[Part of a data file]
%%

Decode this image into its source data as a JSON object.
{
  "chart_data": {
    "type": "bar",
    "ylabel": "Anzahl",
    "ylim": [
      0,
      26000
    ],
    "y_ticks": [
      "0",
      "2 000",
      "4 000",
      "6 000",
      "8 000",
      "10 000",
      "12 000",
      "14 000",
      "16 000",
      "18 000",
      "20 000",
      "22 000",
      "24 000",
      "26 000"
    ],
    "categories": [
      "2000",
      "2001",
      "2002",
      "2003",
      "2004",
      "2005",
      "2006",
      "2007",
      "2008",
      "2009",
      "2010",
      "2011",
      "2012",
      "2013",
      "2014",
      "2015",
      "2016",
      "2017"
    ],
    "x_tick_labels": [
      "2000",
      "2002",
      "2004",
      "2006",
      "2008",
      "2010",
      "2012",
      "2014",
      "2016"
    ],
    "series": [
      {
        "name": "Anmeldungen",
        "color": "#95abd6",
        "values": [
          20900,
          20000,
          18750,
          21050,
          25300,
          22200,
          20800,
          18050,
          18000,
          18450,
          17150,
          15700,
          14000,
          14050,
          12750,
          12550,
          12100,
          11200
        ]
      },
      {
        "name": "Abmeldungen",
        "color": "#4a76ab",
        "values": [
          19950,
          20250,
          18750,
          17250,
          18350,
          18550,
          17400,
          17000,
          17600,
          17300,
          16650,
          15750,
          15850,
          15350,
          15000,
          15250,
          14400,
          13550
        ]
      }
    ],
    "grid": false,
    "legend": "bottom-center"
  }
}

%%

### [Given exercise]
The answer is a single number: how many lines include the word "name"?

### [Finished task]
2